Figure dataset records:
========================================

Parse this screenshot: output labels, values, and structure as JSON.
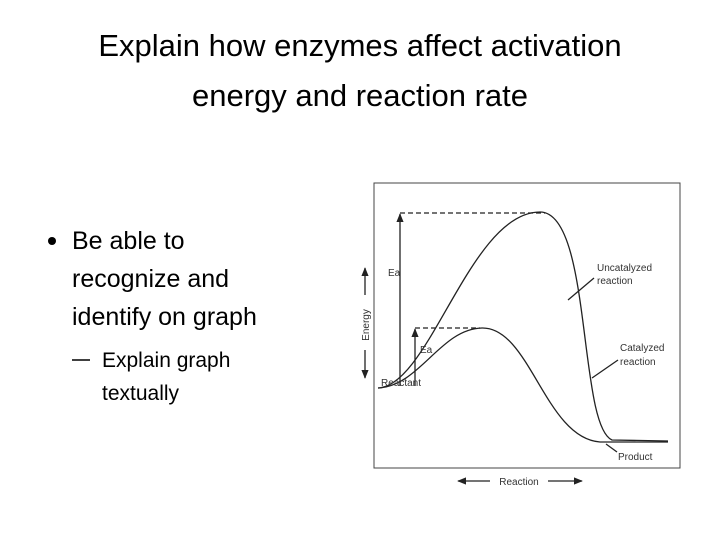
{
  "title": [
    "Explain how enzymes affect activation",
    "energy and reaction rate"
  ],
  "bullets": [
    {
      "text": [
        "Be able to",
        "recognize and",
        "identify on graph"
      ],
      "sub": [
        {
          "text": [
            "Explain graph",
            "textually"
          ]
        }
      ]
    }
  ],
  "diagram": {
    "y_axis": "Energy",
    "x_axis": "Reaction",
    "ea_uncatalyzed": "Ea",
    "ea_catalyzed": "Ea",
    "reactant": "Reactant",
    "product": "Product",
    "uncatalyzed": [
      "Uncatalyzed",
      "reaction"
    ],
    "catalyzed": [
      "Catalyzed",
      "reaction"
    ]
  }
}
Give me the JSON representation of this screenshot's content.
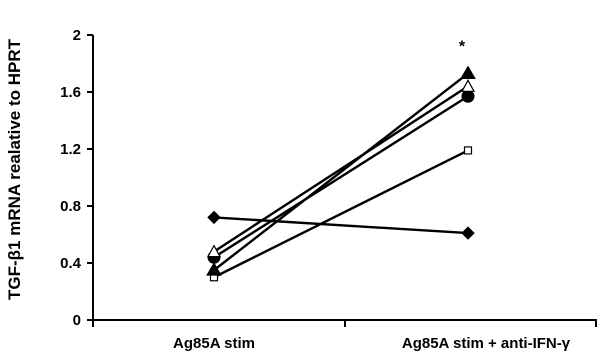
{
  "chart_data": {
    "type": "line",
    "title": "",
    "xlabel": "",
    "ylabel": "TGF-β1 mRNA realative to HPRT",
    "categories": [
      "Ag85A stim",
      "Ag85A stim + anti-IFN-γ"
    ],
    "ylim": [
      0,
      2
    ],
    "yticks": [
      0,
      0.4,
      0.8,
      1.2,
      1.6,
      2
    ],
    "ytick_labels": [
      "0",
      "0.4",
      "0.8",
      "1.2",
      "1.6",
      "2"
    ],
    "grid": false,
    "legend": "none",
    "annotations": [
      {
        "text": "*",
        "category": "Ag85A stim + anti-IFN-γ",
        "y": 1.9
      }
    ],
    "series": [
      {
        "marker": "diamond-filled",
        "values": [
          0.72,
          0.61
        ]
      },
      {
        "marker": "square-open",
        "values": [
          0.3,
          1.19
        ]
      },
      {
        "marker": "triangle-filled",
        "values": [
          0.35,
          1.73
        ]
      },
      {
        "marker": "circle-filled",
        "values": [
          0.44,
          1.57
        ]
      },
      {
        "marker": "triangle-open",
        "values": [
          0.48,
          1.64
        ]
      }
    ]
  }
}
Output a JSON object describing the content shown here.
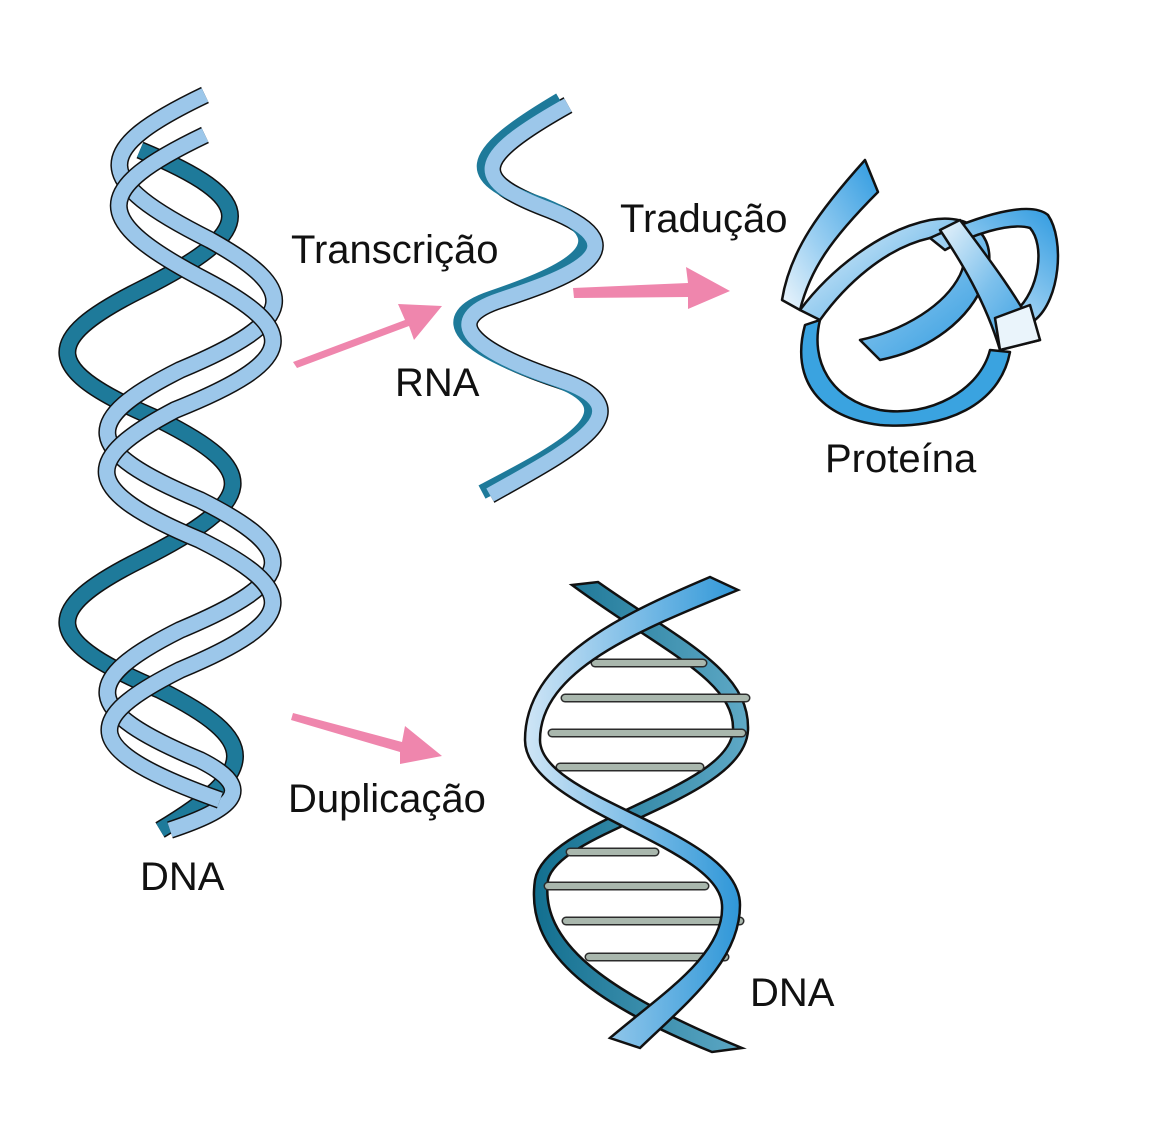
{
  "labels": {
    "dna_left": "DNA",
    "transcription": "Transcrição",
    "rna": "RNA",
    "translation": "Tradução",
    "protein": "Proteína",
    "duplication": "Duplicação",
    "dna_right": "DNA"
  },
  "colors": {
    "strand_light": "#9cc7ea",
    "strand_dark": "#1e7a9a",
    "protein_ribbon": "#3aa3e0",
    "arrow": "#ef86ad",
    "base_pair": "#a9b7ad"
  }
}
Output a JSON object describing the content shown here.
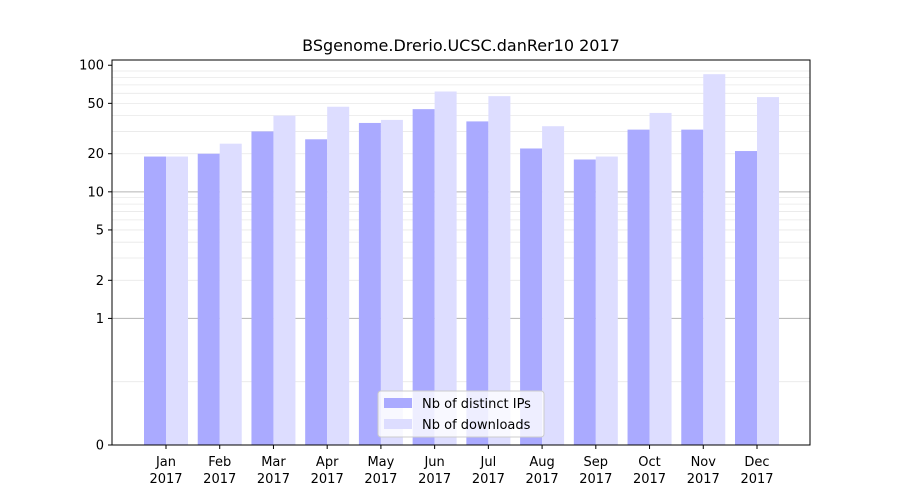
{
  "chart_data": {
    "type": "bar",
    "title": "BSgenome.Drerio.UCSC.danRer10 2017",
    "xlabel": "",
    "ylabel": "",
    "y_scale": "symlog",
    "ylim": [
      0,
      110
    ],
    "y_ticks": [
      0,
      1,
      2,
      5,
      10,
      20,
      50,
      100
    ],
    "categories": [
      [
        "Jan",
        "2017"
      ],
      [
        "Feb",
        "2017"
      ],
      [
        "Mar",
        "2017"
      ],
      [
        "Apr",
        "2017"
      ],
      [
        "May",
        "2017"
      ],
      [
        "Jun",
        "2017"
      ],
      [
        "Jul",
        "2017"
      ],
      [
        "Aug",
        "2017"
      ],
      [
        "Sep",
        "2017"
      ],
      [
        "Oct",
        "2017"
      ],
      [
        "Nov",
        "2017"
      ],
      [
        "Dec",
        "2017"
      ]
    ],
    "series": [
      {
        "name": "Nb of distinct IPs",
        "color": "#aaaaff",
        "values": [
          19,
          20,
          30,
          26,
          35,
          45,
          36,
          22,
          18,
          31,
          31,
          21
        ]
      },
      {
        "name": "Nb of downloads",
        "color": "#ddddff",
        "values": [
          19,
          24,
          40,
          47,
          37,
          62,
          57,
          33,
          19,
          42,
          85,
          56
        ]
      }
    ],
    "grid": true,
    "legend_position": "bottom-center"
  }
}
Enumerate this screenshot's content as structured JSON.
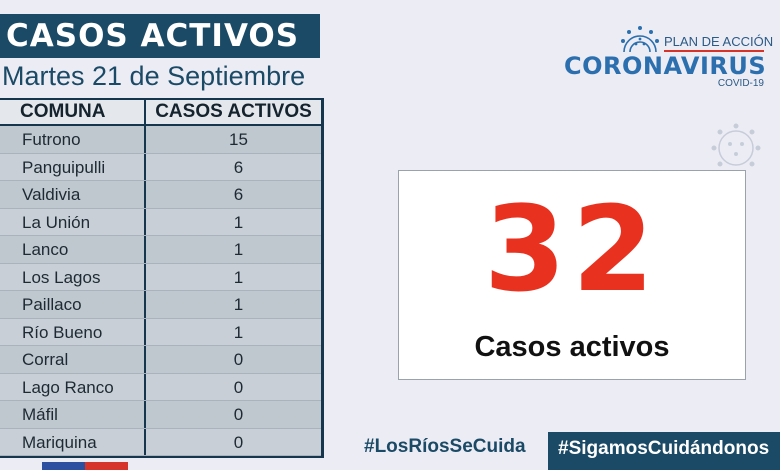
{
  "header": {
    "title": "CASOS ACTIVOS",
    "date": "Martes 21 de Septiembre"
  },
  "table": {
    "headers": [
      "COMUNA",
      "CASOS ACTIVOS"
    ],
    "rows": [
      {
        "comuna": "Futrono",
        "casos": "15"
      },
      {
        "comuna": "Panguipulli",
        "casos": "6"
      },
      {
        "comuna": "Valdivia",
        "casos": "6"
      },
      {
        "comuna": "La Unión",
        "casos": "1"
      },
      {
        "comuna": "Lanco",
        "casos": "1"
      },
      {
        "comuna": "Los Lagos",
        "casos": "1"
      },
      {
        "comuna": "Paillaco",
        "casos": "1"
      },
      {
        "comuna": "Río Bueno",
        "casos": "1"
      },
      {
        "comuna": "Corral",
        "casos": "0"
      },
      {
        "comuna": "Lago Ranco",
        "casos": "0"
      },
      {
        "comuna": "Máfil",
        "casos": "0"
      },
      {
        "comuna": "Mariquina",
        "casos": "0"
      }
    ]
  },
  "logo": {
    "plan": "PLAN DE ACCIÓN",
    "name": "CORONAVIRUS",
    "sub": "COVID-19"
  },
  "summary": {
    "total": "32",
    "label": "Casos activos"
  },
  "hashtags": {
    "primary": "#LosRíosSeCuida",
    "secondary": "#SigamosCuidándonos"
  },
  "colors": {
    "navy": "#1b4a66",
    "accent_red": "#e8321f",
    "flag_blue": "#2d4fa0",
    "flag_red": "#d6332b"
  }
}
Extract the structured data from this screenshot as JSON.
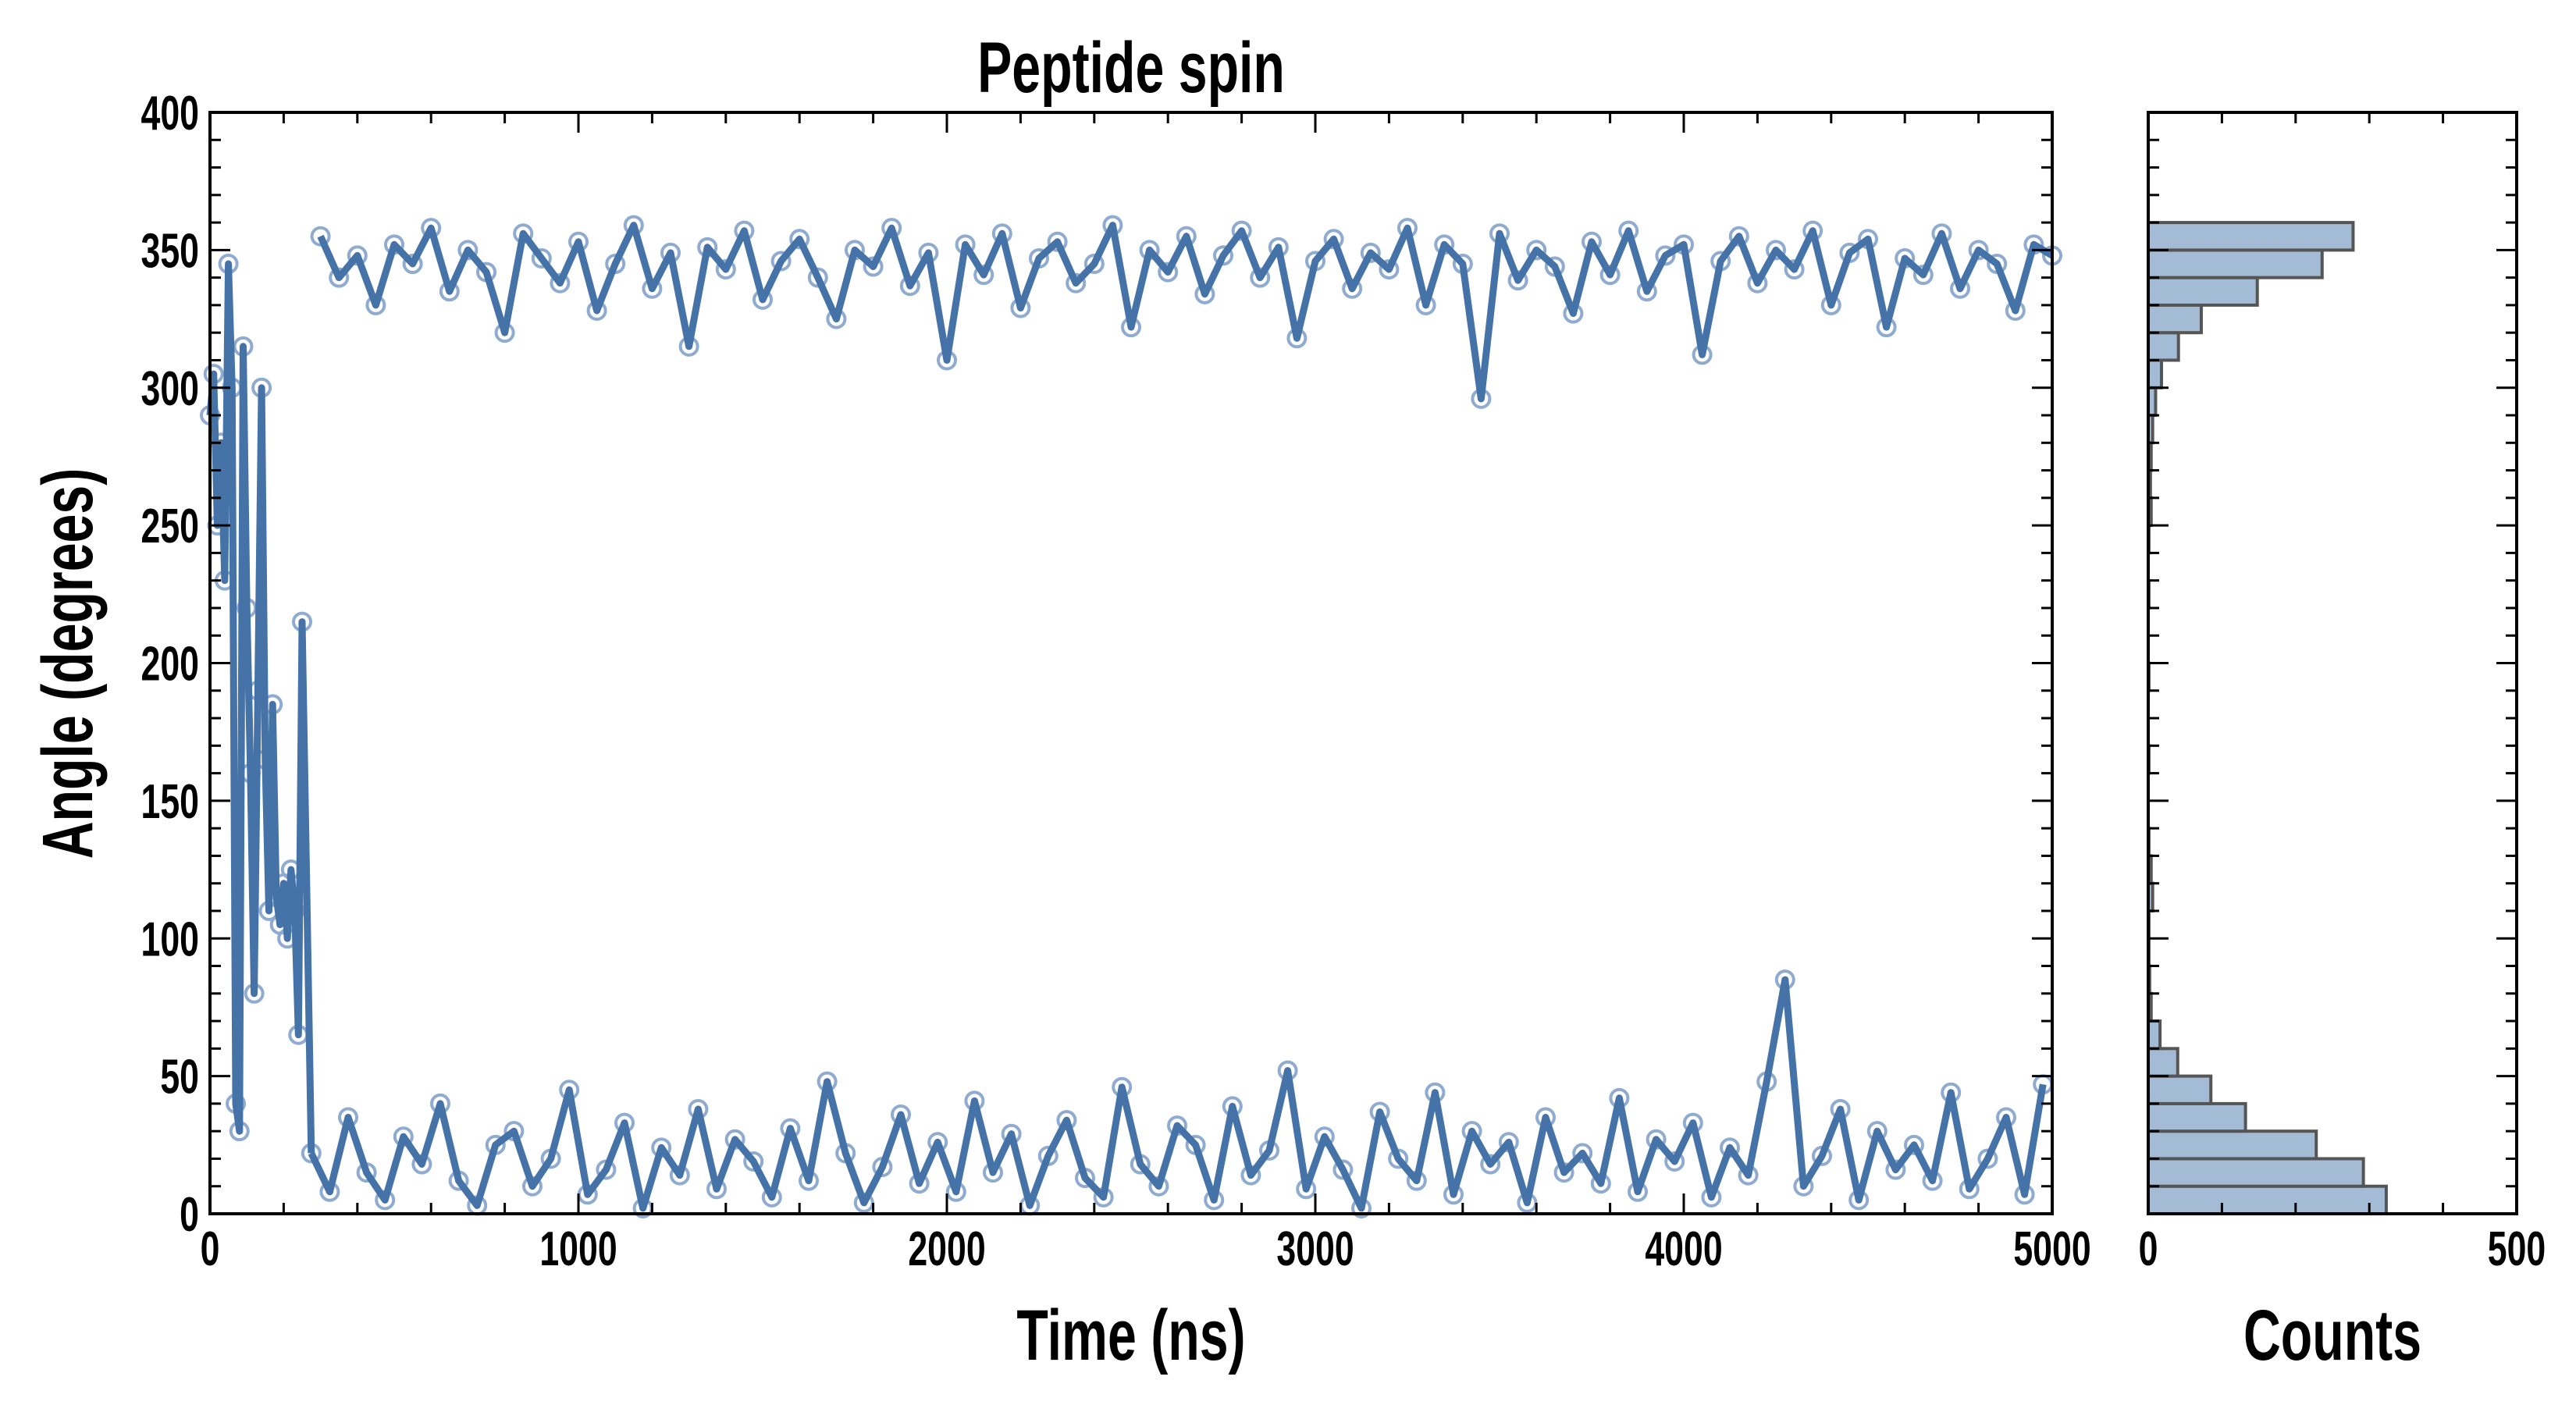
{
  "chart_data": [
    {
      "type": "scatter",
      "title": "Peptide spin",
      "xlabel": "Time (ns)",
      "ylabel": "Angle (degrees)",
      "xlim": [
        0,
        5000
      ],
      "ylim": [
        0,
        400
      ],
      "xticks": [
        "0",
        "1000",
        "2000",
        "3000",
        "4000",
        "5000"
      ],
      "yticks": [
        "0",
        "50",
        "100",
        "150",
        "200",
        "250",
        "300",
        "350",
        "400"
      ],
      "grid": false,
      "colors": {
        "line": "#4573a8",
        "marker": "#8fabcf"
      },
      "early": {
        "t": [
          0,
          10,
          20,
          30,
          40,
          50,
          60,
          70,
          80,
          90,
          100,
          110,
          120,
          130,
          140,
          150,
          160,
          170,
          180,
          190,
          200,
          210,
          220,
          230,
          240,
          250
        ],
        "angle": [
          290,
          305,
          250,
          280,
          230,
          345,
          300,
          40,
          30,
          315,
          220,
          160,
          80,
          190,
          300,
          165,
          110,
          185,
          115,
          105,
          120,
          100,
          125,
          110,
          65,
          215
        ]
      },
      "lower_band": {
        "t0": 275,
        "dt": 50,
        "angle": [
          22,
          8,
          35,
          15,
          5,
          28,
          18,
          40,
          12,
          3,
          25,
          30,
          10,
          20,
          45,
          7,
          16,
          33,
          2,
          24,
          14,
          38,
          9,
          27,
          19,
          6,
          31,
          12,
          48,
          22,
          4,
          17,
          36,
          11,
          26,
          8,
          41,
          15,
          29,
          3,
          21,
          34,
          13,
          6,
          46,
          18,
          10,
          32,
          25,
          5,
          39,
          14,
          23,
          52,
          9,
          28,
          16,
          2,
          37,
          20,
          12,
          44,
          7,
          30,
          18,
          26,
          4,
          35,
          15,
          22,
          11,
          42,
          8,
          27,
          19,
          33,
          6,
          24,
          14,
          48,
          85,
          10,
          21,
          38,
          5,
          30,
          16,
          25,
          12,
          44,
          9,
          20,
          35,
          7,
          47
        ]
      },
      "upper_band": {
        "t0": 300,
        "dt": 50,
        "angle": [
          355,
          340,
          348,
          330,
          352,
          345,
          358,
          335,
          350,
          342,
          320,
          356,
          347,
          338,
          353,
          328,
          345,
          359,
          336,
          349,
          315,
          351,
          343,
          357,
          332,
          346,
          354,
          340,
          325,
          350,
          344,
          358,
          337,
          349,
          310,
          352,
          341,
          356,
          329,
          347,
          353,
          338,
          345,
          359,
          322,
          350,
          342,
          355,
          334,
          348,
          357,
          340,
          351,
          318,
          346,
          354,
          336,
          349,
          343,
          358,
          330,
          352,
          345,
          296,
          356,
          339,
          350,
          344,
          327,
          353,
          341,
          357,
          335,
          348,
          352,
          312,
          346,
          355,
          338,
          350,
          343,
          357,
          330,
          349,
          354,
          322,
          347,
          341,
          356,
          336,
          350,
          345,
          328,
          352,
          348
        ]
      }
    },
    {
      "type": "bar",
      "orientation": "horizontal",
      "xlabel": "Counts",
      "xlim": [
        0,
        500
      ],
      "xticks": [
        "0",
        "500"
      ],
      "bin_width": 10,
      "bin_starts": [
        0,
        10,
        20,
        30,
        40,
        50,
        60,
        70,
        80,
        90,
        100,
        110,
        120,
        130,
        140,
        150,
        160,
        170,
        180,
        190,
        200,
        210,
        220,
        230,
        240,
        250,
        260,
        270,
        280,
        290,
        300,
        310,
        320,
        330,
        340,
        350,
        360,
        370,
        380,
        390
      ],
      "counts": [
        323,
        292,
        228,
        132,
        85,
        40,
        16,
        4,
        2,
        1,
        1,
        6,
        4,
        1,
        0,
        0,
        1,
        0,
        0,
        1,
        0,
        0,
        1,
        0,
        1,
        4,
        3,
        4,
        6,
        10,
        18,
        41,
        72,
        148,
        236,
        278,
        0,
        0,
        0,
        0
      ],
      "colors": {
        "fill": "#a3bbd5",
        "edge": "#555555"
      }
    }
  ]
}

========================================

*TASK GOAL:* Display each line of the data where "type" occurs.

*SOLUTION FOR THIS EXERCISE:*
    "type": "line",
    "type": "bar",
      "type": "scatter",
      "type": "bar",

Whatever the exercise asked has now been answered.